═════ Supplied records

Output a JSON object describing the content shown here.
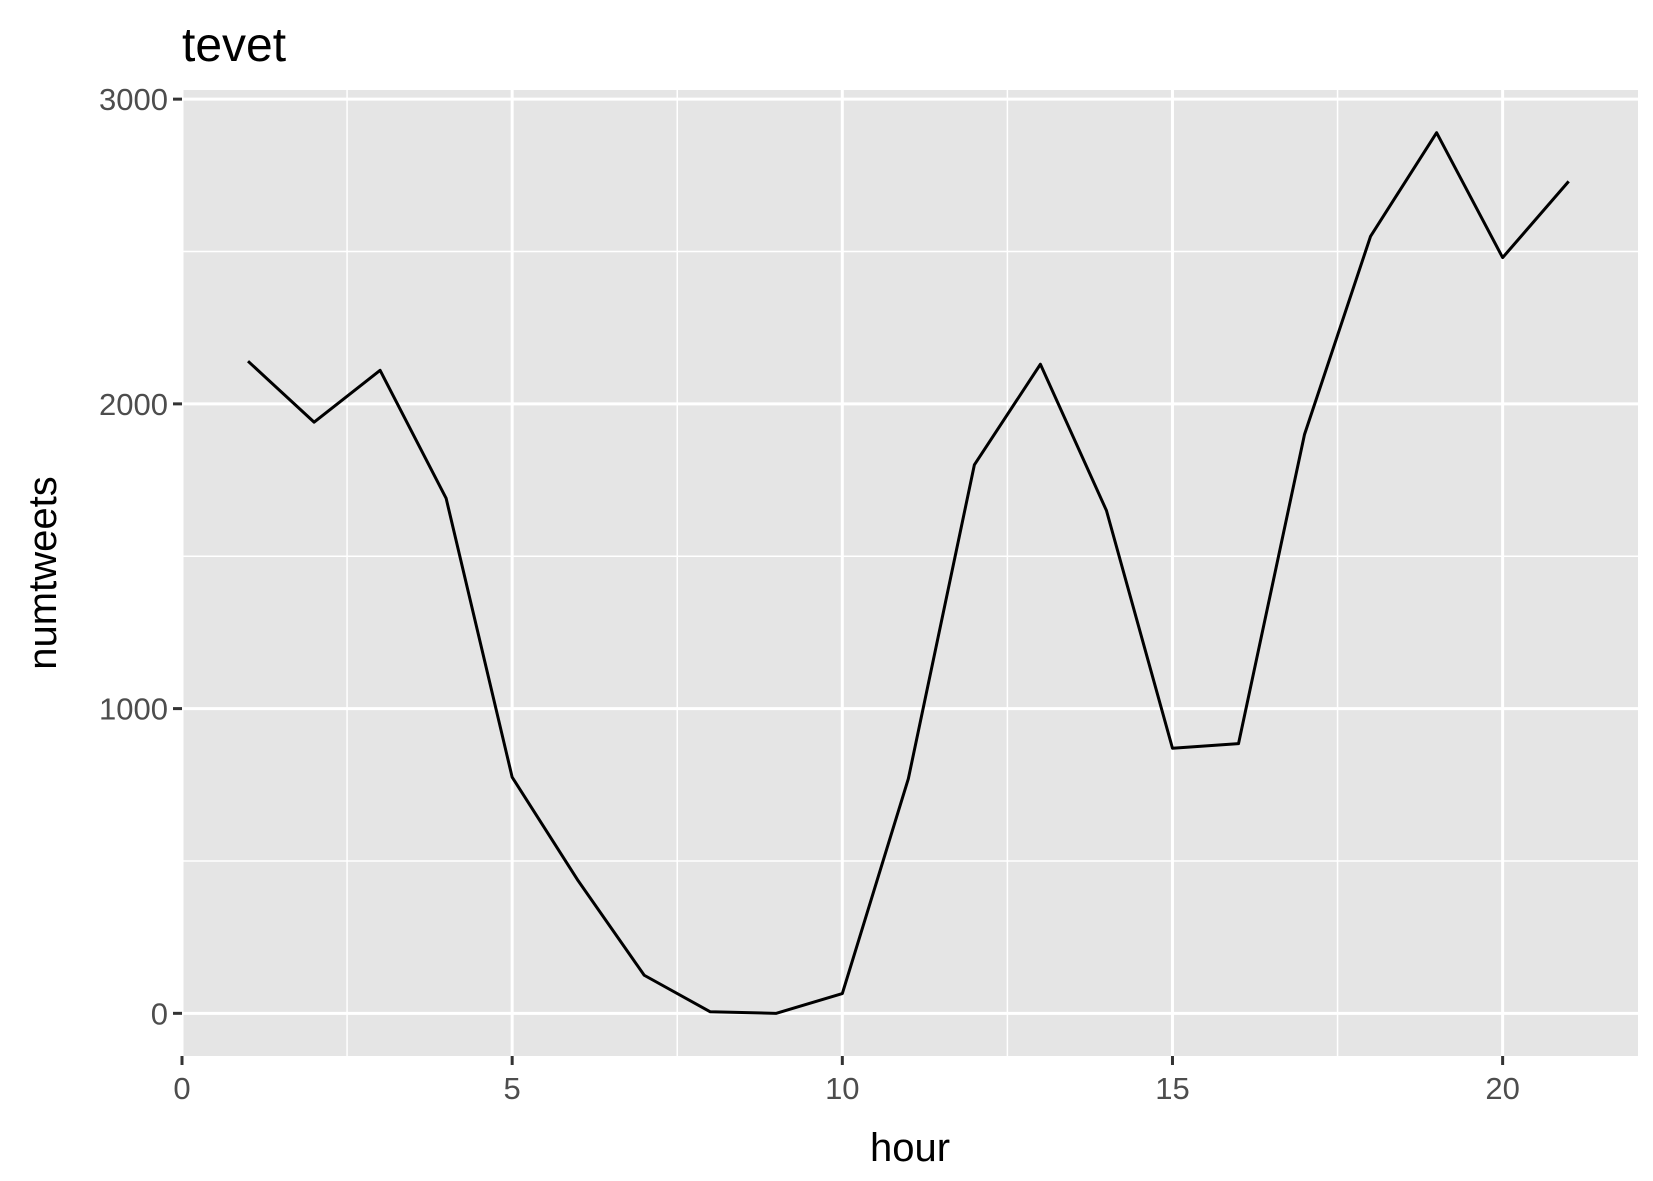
{
  "chart_data": {
    "type": "line",
    "title": "tevet",
    "xlabel": "hour",
    "ylabel": "numtweets",
    "xlim": [
      0,
      22.05
    ],
    "ylim": [
      -140,
      3030
    ],
    "x_ticks": [
      0,
      5,
      10,
      15,
      20
    ],
    "x_tick_labels": [
      "0",
      "5",
      "10",
      "15",
      "20"
    ],
    "x_minor_ticks": [
      2.5,
      7.5,
      12.5,
      17.5
    ],
    "y_ticks": [
      0,
      1000,
      2000,
      3000
    ],
    "y_tick_labels": [
      "0",
      "1000",
      "2000",
      "3000"
    ],
    "y_minor_ticks": [
      500,
      1500,
      2500
    ],
    "grid": true,
    "series": [
      {
        "x": [
          1,
          2,
          3,
          4,
          5,
          6,
          7,
          8,
          9,
          10,
          11,
          12,
          13,
          14,
          15,
          16,
          17,
          18,
          19,
          20,
          21
        ],
        "y": [
          2140,
          1940,
          2110,
          1690,
          775,
          435,
          125,
          5,
          0,
          65,
          770,
          1800,
          2130,
          1650,
          870,
          885,
          1900,
          2550,
          2890,
          2480,
          2730
        ]
      }
    ],
    "colors": {
      "panel_background": "#e5e5e5",
      "grid": "#ffffff",
      "line": "#000000",
      "tick_text": "#4d4d4d",
      "tick_mark": "#333333"
    }
  }
}
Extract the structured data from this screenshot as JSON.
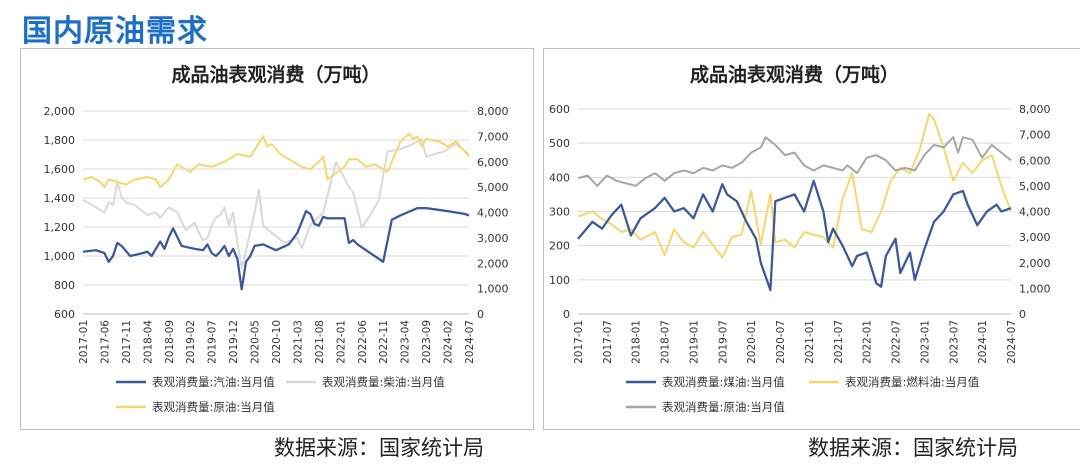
{
  "page_title": "国内原油需求",
  "charts": [
    {
      "source": "数据来源：国家统计局",
      "chart_data": {
        "type": "line",
        "title": "成品油表观消费（万吨）",
        "left_axis": {
          "ylim": [
            600,
            2000
          ],
          "ticks": [
            "600",
            "800",
            "1,000",
            "1,200",
            "1,400",
            "1,600",
            "1,800",
            "2,000"
          ]
        },
        "right_axis": {
          "ylim": [
            0,
            8000
          ],
          "ticks": [
            "0",
            "1,000",
            "2,000",
            "3,000",
            "4,000",
            "5,000",
            "6,000",
            "7,000",
            "8,000"
          ]
        },
        "x_ticks": [
          "2017-01",
          "2017-06",
          "2017-11",
          "2018-04",
          "2018-09",
          "2019-02",
          "2019-07",
          "2019-12",
          "2020-05",
          "2020-10",
          "2021-03",
          "2021-08",
          "2022-01",
          "2022-06",
          "2022-11",
          "2023-04",
          "2023-09",
          "2024-02",
          "2024-07"
        ],
        "grid": "horizontal",
        "legend_position": "bottom",
        "series": [
          {
            "name": "表观消费量:汽油:当月值",
            "axis": "left",
            "color": "#3c5a99",
            "x": [
              "2017-01",
              "2017-04",
              "2017-06",
              "2017-07",
              "2017-08",
              "2017-09",
              "2017-10",
              "2017-12",
              "2018-03",
              "2018-04",
              "2018-05",
              "2018-06",
              "2018-07",
              "2018-08",
              "2018-09",
              "2018-10",
              "2018-12",
              "2019-03",
              "2019-05",
              "2019-06",
              "2019-07",
              "2019-08",
              "2019-09",
              "2019-10",
              "2019-11",
              "2019-12",
              "2020-01",
              "2020-02",
              "2020-03",
              "2020-04",
              "2020-05",
              "2020-07",
              "2020-10",
              "2021-01",
              "2021-03",
              "2021-05",
              "2021-06",
              "2021-07",
              "2021-08",
              "2021-09",
              "2021-10",
              "2021-11",
              "2022-02",
              "2022-03",
              "2022-04",
              "2022-05",
              "2022-11",
              "2023-01",
              "2023-03",
              "2023-07",
              "2023-09",
              "2024-02",
              "2024-06",
              "2024-07"
            ],
            "y": [
              1030,
              1040,
              1020,
              960,
              1000,
              1090,
              1070,
              1000,
              1020,
              1030,
              1000,
              1050,
              1100,
              1050,
              1130,
              1190,
              1070,
              1050,
              1040,
              1080,
              1020,
              1000,
              1030,
              1070,
              1000,
              1050,
              980,
              770,
              960,
              1000,
              1070,
              1080,
              1040,
              1080,
              1160,
              1310,
              1290,
              1220,
              1210,
              1270,
              1260,
              1260,
              1260,
              1090,
              1110,
              1080,
              960,
              1250,
              1280,
              1330,
              1330,
              1310,
              1290,
              1280
            ]
          },
          {
            "name": "表观消费量:柴油:当月值",
            "axis": "right",
            "color": "#d9d9d9",
            "x": [
              "2017-01",
              "2017-04",
              "2017-06",
              "2017-07",
              "2017-08",
              "2017-09",
              "2017-10",
              "2017-11",
              "2018-01",
              "2018-04",
              "2018-06",
              "2018-07",
              "2018-09",
              "2018-11",
              "2019-01",
              "2019-03",
              "2019-04",
              "2019-05",
              "2019-06",
              "2019-07",
              "2019-08",
              "2019-09",
              "2019-10",
              "2019-11",
              "2019-12",
              "2020-01",
              "2020-02",
              "2020-03",
              "2020-05",
              "2020-06",
              "2020-07",
              "2020-09",
              "2020-12",
              "2021-03",
              "2021-04",
              "2021-06",
              "2021-09",
              "2021-12",
              "2022-03",
              "2022-04",
              "2022-06",
              "2022-08",
              "2022-10",
              "2022-12",
              "2023-03",
              "2023-06",
              "2023-08",
              "2023-09",
              "2024-01",
              "2024-04",
              "2024-07"
            ],
            "y": [
              4500,
              4200,
              4000,
              4400,
              4300,
              5200,
              4600,
              4400,
              4300,
              3900,
              4000,
              3800,
              4200,
              4000,
              3300,
              3600,
              3200,
              2900,
              3000,
              3500,
              3800,
              3900,
              4200,
              3500,
              4000,
              2800,
              1800,
              2500,
              4000,
              4900,
              3500,
              3200,
              2800,
              3000,
              2600,
              3500,
              4000,
              6000,
              5000,
              4800,
              3400,
              3900,
              4500,
              6400,
              6500,
              6700,
              6900,
              6200,
              6400,
              6700,
              6300
            ]
          },
          {
            "name": "表观消费量:原油:当月值",
            "axis": "right",
            "color": "#f5d76e",
            "x": [
              "2017-01",
              "2017-03",
              "2017-05",
              "2017-06",
              "2017-07",
              "2017-09",
              "2017-11",
              "2018-01",
              "2018-04",
              "2018-06",
              "2018-07",
              "2018-09",
              "2018-11",
              "2019-02",
              "2019-04",
              "2019-07",
              "2019-10",
              "2020-01",
              "2020-04",
              "2020-07",
              "2020-08",
              "2020-09",
              "2020-11",
              "2021-02",
              "2021-04",
              "2021-06",
              "2021-08",
              "2021-09",
              "2021-10",
              "2022-02",
              "2022-03",
              "2022-05",
              "2022-07",
              "2022-09",
              "2022-12",
              "2023-03",
              "2023-05",
              "2023-06",
              "2023-07",
              "2023-08",
              "2023-09",
              "2023-12",
              "2024-02",
              "2024-04",
              "2024-07"
            ],
            "y": [
              5300,
              5400,
              5200,
              5000,
              5300,
              5200,
              5100,
              5300,
              5400,
              5300,
              5000,
              5300,
              5900,
              5600,
              5900,
              5800,
              6000,
              6300,
              6200,
              7000,
              6600,
              6700,
              6300,
              6000,
              5800,
              5700,
              6000,
              6200,
              5300,
              5800,
              6100,
              6100,
              5800,
              5900,
              5600,
              6800,
              7100,
              6900,
              7000,
              6600,
              6900,
              6800,
              6600,
              6800,
              6200
            ]
          }
        ]
      }
    },
    {
      "source": "数据来源：国家统计局",
      "chart_data": {
        "type": "line",
        "title": "成品油表观消费（万吨）",
        "left_axis": {
          "ylim": [
            0,
            600
          ],
          "ticks": [
            "0",
            "100",
            "200",
            "300",
            "400",
            "500",
            "600"
          ]
        },
        "right_axis": {
          "ylim": [
            0,
            8000
          ],
          "ticks": [
            "0",
            "1,000",
            "2,000",
            "3,000",
            "4,000",
            "5,000",
            "6,000",
            "7,000",
            "8,000"
          ]
        },
        "x_ticks": [
          "2017-01",
          "2017-07",
          "2018-01",
          "2018-07",
          "2019-01",
          "2019-07",
          "2020-01",
          "2020-07",
          "2021-01",
          "2021-07",
          "2022-01",
          "2022-07",
          "2023-01",
          "2023-07",
          "2024-01",
          "2024-07"
        ],
        "grid": "horizontal",
        "legend_position": "bottom",
        "series": [
          {
            "name": "表观消费量:煤油:当月值",
            "axis": "left",
            "color": "#3c5a99",
            "x": [
              "2017-01",
              "2017-04",
              "2017-06",
              "2017-08",
              "2017-10",
              "2017-12",
              "2018-02",
              "2018-05",
              "2018-07",
              "2018-09",
              "2018-11",
              "2019-01",
              "2019-03",
              "2019-05",
              "2019-07",
              "2019-08",
              "2019-10",
              "2019-12",
              "2020-02",
              "2020-03",
              "2020-05",
              "2020-06",
              "2020-08",
              "2020-10",
              "2020-12",
              "2021-02",
              "2021-04",
              "2021-05",
              "2021-06",
              "2021-08",
              "2021-10",
              "2021-11",
              "2022-01",
              "2022-03",
              "2022-04",
              "2022-05",
              "2022-07",
              "2022-08",
              "2022-10",
              "2022-11",
              "2023-01",
              "2023-03",
              "2023-05",
              "2023-07",
              "2023-09",
              "2023-10",
              "2023-12",
              "2024-02",
              "2024-04",
              "2024-05",
              "2024-07"
            ],
            "y": [
              220,
              270,
              250,
              290,
              320,
              230,
              280,
              310,
              340,
              300,
              310,
              280,
              350,
              300,
              380,
              350,
              330,
              270,
              220,
              150,
              70,
              330,
              340,
              350,
              300,
              390,
              300,
              210,
              250,
              200,
              140,
              170,
              180,
              90,
              80,
              170,
              220,
              120,
              180,
              100,
              190,
              270,
              300,
              350,
              360,
              320,
              260,
              300,
              320,
              300,
              310
            ]
          },
          {
            "name": "表观消费量:燃料油:当月值",
            "axis": "right",
            "color": "#f5d76e",
            "x": [
              "2017-01",
              "2017-04",
              "2017-06",
              "2017-08",
              "2017-10",
              "2017-12",
              "2018-02",
              "2018-05",
              "2018-07",
              "2018-09",
              "2018-11",
              "2019-01",
              "2019-03",
              "2019-05",
              "2019-07",
              "2019-09",
              "2019-11",
              "2020-01",
              "2020-03",
              "2020-05",
              "2020-06",
              "2020-08",
              "2020-10",
              "2020-12",
              "2021-02",
              "2021-04",
              "2021-06",
              "2021-08",
              "2021-10",
              "2021-12",
              "2022-02",
              "2022-04",
              "2022-06",
              "2022-08",
              "2022-10",
              "2022-12",
              "2023-02",
              "2023-03",
              "2023-05",
              "2023-07",
              "2023-09",
              "2023-11",
              "2024-01",
              "2024-03",
              "2024-05",
              "2024-07"
            ],
            "y": [
              3800,
              4000,
              3700,
              3500,
              3200,
              3300,
              2900,
              3200,
              2300,
              3300,
              2800,
              2600,
              3200,
              2700,
              2200,
              3000,
              3100,
              4800,
              2700,
              4700,
              2800,
              2900,
              2600,
              3200,
              3100,
              3000,
              2600,
              4500,
              5500,
              3300,
              3200,
              4000,
              5200,
              5700,
              5500,
              6400,
              7800,
              7600,
              6500,
              5200,
              5900,
              5500,
              6000,
              6200,
              5000,
              4000
            ]
          },
          {
            "name": "表观消费量:原油:当月值",
            "axis": "right",
            "color": "#a6a6a6",
            "x": [
              "2017-01",
              "2017-03",
              "2017-05",
              "2017-07",
              "2017-09",
              "2017-11",
              "2018-01",
              "2018-03",
              "2018-05",
              "2018-07",
              "2018-09",
              "2018-11",
              "2019-01",
              "2019-03",
              "2019-05",
              "2019-07",
              "2019-09",
              "2019-11",
              "2020-01",
              "2020-03",
              "2020-04",
              "2020-06",
              "2020-08",
              "2020-10",
              "2020-12",
              "2021-02",
              "2021-04",
              "2021-06",
              "2021-08",
              "2021-09",
              "2021-11",
              "2022-01",
              "2022-03",
              "2022-05",
              "2022-07",
              "2022-09",
              "2022-11",
              "2023-01",
              "2023-03",
              "2023-05",
              "2023-07",
              "2023-08",
              "2023-09",
              "2023-11",
              "2024-01",
              "2024-03",
              "2024-05",
              "2024-07"
            ],
            "y": [
              5300,
              5400,
              5000,
              5400,
              5200,
              5100,
              5000,
              5300,
              5500,
              5200,
              5500,
              5600,
              5500,
              5700,
              5600,
              5800,
              5700,
              5900,
              6300,
              6500,
              6900,
              6600,
              6200,
              6300,
              5800,
              5600,
              5800,
              5700,
              5600,
              5800,
              5500,
              6100,
              6200,
              6000,
              5600,
              5700,
              5600,
              6200,
              6600,
              6500,
              6900,
              6300,
              6900,
              6800,
              6100,
              6600,
              6300,
              6000
            ]
          }
        ]
      }
    }
  ]
}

══════════

Work instructions —
Copy out each line in the preceding records that contains "表观消费量".

Answer for this exercise —
            "name": "表观消费量:汽油:当月值",
            "name": "表观消费量:柴油:当月值",
            "name": "表观消费量:原油:当月值",
            "name": "表观消费量:煤油:当月值",
            "name": "表观消费量:燃料油:当月值",
            "name": "表观消费量:原油:当月值",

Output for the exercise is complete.